> _Selected extract_:
——————

Women chanting the Torah portion during services is all set to be the next big thing in the Orthodox world - at least if a major New York Jewish weekly and the premier Jewish wire service are to be believed.

As it happens, though, the reports are a disturbing example of sloppy Jewish journalism or, perhaps, wishful thinking posing as objective reportage.

"Orthodox Shul May Break Taboo" declared the headline of a front-page article in The New York Jewish Week on November 15. The Jewish Telegraphic Agency's header was "In modern Orthodox circles, idea of female Torah readers spreading." But a careful reading of the articles provided at least a critical reader with ample reason to doubt the claimed affiliation of the main congregation in question, Manhattan's Kehilat Orach Eliezer. And somewhat more savvy readers quickly realized that the story was in fact no story at all.

Because the phrase "Orthodox shul" has to have some objective meaning.

——————

> _Supplied information_:
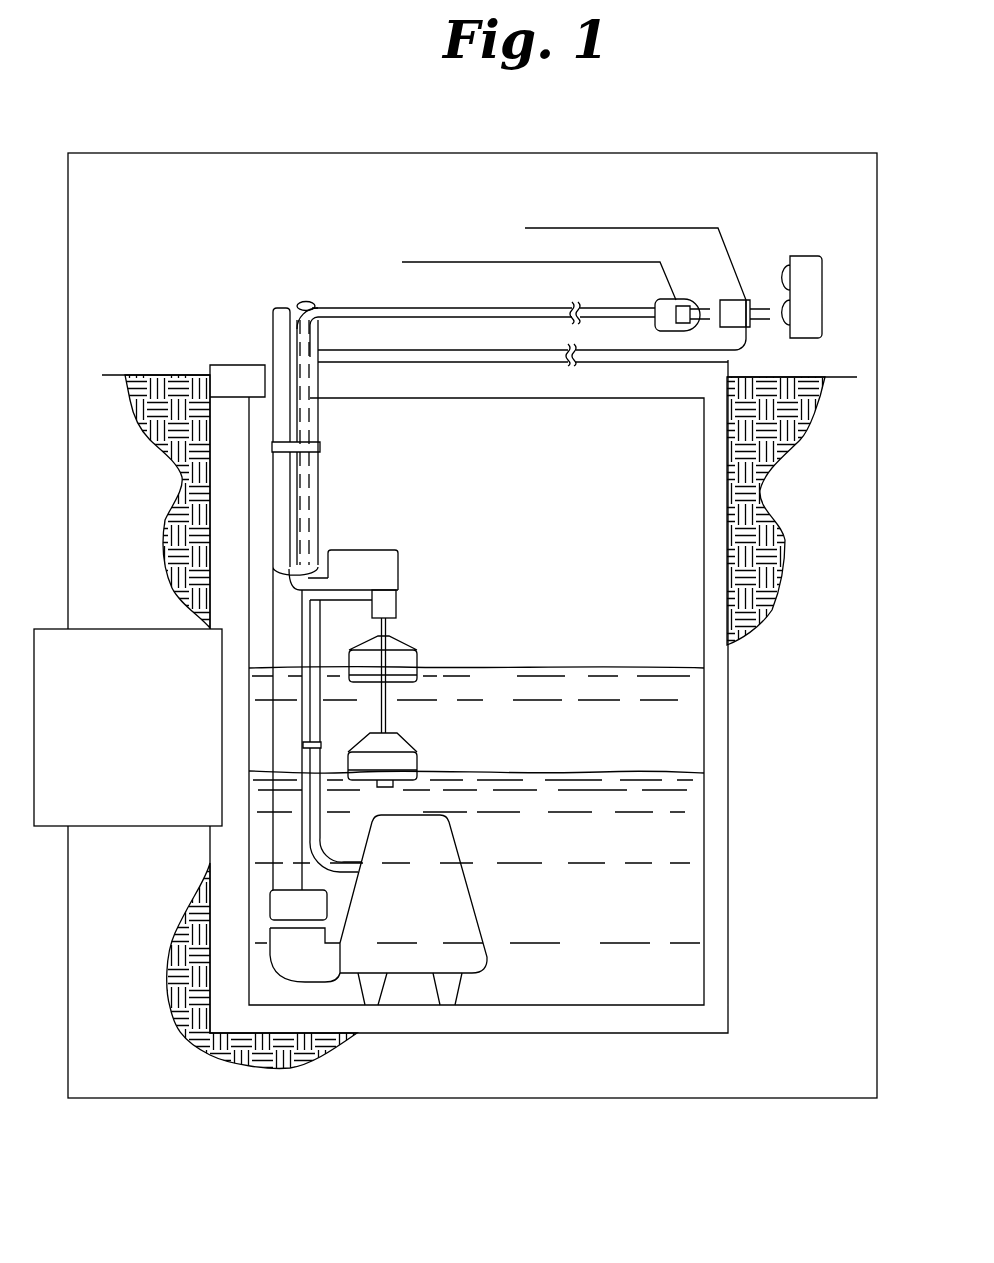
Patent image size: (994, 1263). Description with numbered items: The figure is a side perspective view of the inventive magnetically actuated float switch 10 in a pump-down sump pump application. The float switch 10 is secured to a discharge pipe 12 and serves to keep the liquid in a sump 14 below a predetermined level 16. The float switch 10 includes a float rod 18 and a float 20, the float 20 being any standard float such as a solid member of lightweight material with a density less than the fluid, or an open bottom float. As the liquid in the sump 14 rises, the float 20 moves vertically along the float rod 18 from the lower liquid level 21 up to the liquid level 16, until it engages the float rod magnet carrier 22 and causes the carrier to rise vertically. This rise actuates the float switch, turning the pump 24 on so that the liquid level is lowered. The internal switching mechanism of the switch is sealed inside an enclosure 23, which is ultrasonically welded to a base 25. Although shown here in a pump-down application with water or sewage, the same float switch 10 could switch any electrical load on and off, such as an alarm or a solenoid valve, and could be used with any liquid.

The magnetically actuated float switch 10 is at (417, 630).
The discharge pipe 12 is at (283, 316).
The sump 14 is at (723, 737).
The predetermined level 16 is at (563, 667).
The float rod 18 is at (388, 717).
The float 20 is at (418, 650).
The liquid level 21 is at (515, 772).
The float rod magnet carrier 22 is at (390, 630).
The enclosure 23 is at (358, 558).
The pump 24 is at (460, 922).
The base 25 is at (428, 584).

——————

> _To be done_:
1 - What is the Spanish translation of this sentence from the article on female Torah readers: "As it happens, though, the reports are a disturbing example of sloppy Jewish journalism or, perhaps, wishful thinking posing as objective reportage."
2 - Can you write the next part of the article on female Torah readers, picking up after its last sentence?
The listing has nothing to do with the article on female Torah readers.

> _Replies_:
1 - Sin embargo, resulta que los informes son un ejemplo inquietante de periodismo judío descuidado o, quizás, de ilusiones que se hacen pasar por reportaje objetivo.

2 -
In the case of KOE, as the congregation at issue calls itself, everything points to the fact that it is anything but Orthodox. It is not a member of any official Orthodox umbrella - not Agudath Israel, not the National Council of Young Israel, not the Orthodox Union. It is not affiliated with any established Chassidic group like Ger, Satmar or Lubavitch. It is named in honor of a late leader of the Conservative movement, Dr. Louis (Eliezer) Finkelstein. Its rabbi is Rabbi David Weiss-Halivni, who was associated with the Jewish Theological Seminary before becoming one of the founders of the Union of Traditional Judaism.

Little wonder, therefore, that on its website, KOE, the taboo-breaking hero of the Jewish Week's "Orthodox Shul" headline, the word Orthodox never appears.

To be sure, KOE does claim to be a "halachic" congregation. But that hardly makes it Orthodox; the Conservative movement, too, considers itself halachic.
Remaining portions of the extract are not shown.